Stored data:
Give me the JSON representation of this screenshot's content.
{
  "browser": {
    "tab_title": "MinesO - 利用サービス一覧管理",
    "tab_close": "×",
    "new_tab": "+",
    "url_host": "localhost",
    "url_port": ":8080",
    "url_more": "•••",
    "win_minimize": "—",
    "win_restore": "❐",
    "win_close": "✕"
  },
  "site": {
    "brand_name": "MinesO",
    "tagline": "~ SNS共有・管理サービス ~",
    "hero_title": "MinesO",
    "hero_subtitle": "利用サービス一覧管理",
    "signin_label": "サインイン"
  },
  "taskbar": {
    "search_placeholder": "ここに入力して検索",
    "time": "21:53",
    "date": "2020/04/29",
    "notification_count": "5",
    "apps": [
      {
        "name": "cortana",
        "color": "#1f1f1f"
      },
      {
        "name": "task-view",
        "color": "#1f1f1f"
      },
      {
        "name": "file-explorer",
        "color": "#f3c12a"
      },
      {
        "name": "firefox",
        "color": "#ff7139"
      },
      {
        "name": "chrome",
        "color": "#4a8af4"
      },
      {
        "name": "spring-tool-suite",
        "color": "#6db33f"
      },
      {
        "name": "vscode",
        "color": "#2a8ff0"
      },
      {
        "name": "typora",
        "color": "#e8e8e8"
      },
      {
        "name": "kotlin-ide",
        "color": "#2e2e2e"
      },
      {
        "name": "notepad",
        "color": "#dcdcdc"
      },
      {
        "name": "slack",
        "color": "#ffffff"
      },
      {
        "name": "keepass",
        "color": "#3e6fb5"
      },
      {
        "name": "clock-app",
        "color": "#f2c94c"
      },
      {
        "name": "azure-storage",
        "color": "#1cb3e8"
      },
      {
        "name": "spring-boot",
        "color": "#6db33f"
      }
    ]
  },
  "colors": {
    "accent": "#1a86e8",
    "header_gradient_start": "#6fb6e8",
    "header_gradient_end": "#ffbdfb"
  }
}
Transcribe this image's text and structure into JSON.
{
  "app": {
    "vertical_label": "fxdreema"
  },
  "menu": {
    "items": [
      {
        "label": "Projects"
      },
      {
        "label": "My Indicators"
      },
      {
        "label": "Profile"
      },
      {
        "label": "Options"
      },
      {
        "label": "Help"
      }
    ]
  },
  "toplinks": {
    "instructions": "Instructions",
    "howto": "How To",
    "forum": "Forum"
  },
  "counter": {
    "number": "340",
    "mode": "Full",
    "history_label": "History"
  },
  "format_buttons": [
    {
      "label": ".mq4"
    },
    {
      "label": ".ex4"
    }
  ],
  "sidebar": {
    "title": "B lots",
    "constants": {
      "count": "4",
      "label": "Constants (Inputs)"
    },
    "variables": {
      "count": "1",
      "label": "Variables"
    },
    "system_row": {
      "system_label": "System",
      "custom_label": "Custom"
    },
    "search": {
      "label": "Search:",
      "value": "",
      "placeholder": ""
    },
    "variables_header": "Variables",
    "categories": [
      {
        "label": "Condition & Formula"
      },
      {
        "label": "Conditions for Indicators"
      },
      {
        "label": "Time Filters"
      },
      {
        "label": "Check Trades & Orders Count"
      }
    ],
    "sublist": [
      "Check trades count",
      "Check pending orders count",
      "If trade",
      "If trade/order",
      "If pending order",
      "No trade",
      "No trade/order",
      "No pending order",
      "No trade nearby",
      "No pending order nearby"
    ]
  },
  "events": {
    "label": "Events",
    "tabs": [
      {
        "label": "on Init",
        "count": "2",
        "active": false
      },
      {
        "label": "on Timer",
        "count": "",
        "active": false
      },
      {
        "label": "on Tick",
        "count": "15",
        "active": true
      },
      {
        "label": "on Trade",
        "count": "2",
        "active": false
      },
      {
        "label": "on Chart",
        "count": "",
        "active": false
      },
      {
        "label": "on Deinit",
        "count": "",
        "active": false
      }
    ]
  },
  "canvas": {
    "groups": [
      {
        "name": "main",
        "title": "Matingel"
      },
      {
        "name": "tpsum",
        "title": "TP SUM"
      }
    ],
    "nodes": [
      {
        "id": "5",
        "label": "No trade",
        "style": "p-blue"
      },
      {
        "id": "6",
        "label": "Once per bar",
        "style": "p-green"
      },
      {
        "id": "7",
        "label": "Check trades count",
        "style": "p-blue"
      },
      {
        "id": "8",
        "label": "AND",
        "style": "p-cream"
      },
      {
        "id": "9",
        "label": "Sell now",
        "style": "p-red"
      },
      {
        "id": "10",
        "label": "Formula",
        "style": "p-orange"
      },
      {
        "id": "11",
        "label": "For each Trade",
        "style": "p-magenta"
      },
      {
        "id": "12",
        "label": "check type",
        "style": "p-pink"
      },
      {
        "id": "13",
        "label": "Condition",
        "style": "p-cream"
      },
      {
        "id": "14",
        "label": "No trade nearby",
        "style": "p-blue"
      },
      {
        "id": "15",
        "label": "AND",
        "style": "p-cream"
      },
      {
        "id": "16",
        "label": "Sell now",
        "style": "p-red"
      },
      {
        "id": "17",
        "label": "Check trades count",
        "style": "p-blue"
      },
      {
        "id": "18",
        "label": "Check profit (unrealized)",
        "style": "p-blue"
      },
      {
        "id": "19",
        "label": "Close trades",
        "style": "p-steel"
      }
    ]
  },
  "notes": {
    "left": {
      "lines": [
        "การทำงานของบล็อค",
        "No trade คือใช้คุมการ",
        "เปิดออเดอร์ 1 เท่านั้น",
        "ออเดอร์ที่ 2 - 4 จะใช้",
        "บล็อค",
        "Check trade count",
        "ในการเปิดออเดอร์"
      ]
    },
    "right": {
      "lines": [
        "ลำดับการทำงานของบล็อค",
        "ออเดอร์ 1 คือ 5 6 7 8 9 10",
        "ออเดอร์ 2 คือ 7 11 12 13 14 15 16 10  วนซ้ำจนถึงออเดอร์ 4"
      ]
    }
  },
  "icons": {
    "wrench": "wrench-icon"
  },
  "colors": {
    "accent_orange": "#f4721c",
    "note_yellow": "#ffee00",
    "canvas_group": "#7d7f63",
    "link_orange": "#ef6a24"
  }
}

Exercise prompt
Print every record exactly as it was given.

Solution for this task
Give me the JSON representation of this screenshot's content.
{
  "browser": {
    "tab_title": "MinesO - 利用サービス一覧管理",
    "tab_close": "×",
    "new_tab": "+",
    "url_host": "localhost",
    "url_port": ":8080",
    "url_more": "•••",
    "win_minimize": "—",
    "win_restore": "❐",
    "win_close": "✕"
  },
  "site": {
    "brand_name": "MinesO",
    "tagline": "~ SNS共有・管理サービス ~",
    "hero_title": "MinesO",
    "hero_subtitle": "利用サービス一覧管理",
    "signin_label": "サインイン"
  },
  "taskbar": {
    "search_placeholder": "ここに入力して検索",
    "time": "21:53",
    "date": "2020/04/29",
    "notification_count": "5",
    "apps": [
      {
        "name": "cortana",
        "color": "#1f1f1f"
      },
      {
        "name": "task-view",
        "color": "#1f1f1f"
      },
      {
        "name": "file-explorer",
        "color": "#f3c12a"
      },
      {
        "name": "firefox",
        "color": "#ff7139"
      },
      {
        "name": "chrome",
        "color": "#4a8af4"
      },
      {
        "name": "spring-tool-suite",
        "color": "#6db33f"
      },
      {
        "name": "vscode",
        "color": "#2a8ff0"
      },
      {
        "name": "typora",
        "color": "#e8e8e8"
      },
      {
        "name": "kotlin-ide",
        "color": "#2e2e2e"
      },
      {
        "name": "notepad",
        "color": "#dcdcdc"
      },
      {
        "name": "slack",
        "color": "#ffffff"
      },
      {
        "name": "keepass",
        "color": "#3e6fb5"
      },
      {
        "name": "clock-app",
        "color": "#f2c94c"
      },
      {
        "name": "azure-storage",
        "color": "#1cb3e8"
      },
      {
        "name": "spring-boot",
        "color": "#6db33f"
      }
    ]
  },
  "colors": {
    "accent": "#1a86e8",
    "header_gradient_start": "#6fb6e8",
    "header_gradient_end": "#ffbdfb"
  }
}
Transcribe this image's text and structure into JSON.
{
  "app": {
    "vertical_label": "fxdreema"
  },
  "menu": {
    "items": [
      {
        "label": "Projects"
      },
      {
        "label": "My Indicators"
      },
      {
        "label": "Profile"
      },
      {
        "label": "Options"
      },
      {
        "label": "Help"
      }
    ]
  },
  "toplinks": {
    "instructions": "Instructions",
    "howto": "How To",
    "forum": "Forum"
  },
  "counter": {
    "number": "340",
    "mode": "Full",
    "history_label": "History"
  },
  "format_buttons": [
    {
      "label": ".mq4"
    },
    {
      "label": ".ex4"
    }
  ],
  "sidebar": {
    "title": "B lots",
    "constants": {
      "count": "4",
      "label": "Constants (Inputs)"
    },
    "variables": {
      "count": "1",
      "label": "Variables"
    },
    "system_row": {
      "system_label": "System",
      "custom_label": "Custom"
    },
    "search": {
      "label": "Search:",
      "value": "",
      "placeholder": ""
    },
    "variables_header": "Variables",
    "categories": [
      {
        "label": "Condition & Formula"
      },
      {
        "label": "Conditions for Indicators"
      },
      {
        "label": "Time Filters"
      },
      {
        "label": "Check Trades & Orders Count"
      }
    ],
    "sublist": [
      "Check trades count",
      "Check pending orders count",
      "If trade",
      "If trade/order",
      "If pending order",
      "No trade",
      "No trade/order",
      "No pending order",
      "No trade nearby",
      "No pending order nearby"
    ]
  },
  "events": {
    "label": "Events",
    "tabs": [
      {
        "label": "on Init",
        "count": "2",
        "active": false
      },
      {
        "label": "on Timer",
        "count": "",
        "active": false
      },
      {
        "label": "on Tick",
        "count": "15",
        "active": true
      },
      {
        "label": "on Trade",
        "count": "2",
        "active": false
      },
      {
        "label": "on Chart",
        "count": "",
        "active": false
      },
      {
        "label": "on Deinit",
        "count": "",
        "active": false
      }
    ]
  },
  "canvas": {
    "groups": [
      {
        "name": "main",
        "title": "Matingel"
      },
      {
        "name": "tpsum",
        "title": "TP SUM"
      }
    ],
    "nodes": [
      {
        "id": "5",
        "label": "No trade",
        "style": "p-blue"
      },
      {
        "id": "6",
        "label": "Once per bar",
        "style": "p-green"
      },
      {
        "id": "7",
        "label": "Check trades count",
        "style": "p-blue"
      },
      {
        "id": "8",
        "label": "AND",
        "style": "p-cream"
      },
      {
        "id": "9",
        "label": "Sell now",
        "style": "p-red"
      },
      {
        "id": "10",
        "label": "Formula",
        "style": "p-orange"
      },
      {
        "id": "11",
        "label": "For each Trade",
        "style": "p-magenta"
      },
      {
        "id": "12",
        "label": "check type",
        "style": "p-pink"
      },
      {
        "id": "13",
        "label": "Condition",
        "style": "p-cream"
      },
      {
        "id": "14",
        "label": "No trade nearby",
        "style": "p-blue"
      },
      {
        "id": "15",
        "label": "AND",
        "style": "p-cream"
      },
      {
        "id": "16",
        "label": "Sell now",
        "style": "p-red"
      },
      {
        "id": "17",
        "label": "Check trades count",
        "style": "p-blue"
      },
      {
        "id": "18",
        "label": "Check profit (unrealized)",
        "style": "p-blue"
      },
      {
        "id": "19",
        "label": "Close trades",
        "style": "p-steel"
      }
    ]
  },
  "notes": {
    "left": {
      "lines": [
        "การทำงานของบล็อค",
        "No trade คือใช้คุมการ",
        "เปิดออเดอร์ 1 เท่านั้น",
        "ออเดอร์ที่ 2 - 4 จะใช้",
        "บล็อค",
        "Check trade count",
        "ในการเปิดออเดอร์"
      ]
    },
    "right": {
      "lines": [
        "ลำดับการทำงานของบล็อค",
        "ออเดอร์ 1 คือ 5 6 7 8 9 10",
        "ออเดอร์ 2 คือ 7 11 12 13 14 15 16 10  วนซ้ำจนถึงออเดอร์ 4"
      ]
    }
  },
  "icons": {
    "wrench": "wrench-icon"
  },
  "colors": {
    "accent_orange": "#f4721c",
    "note_yellow": "#ffee00",
    "canvas_group": "#7d7f63",
    "link_orange": "#ef6a24"
  }
}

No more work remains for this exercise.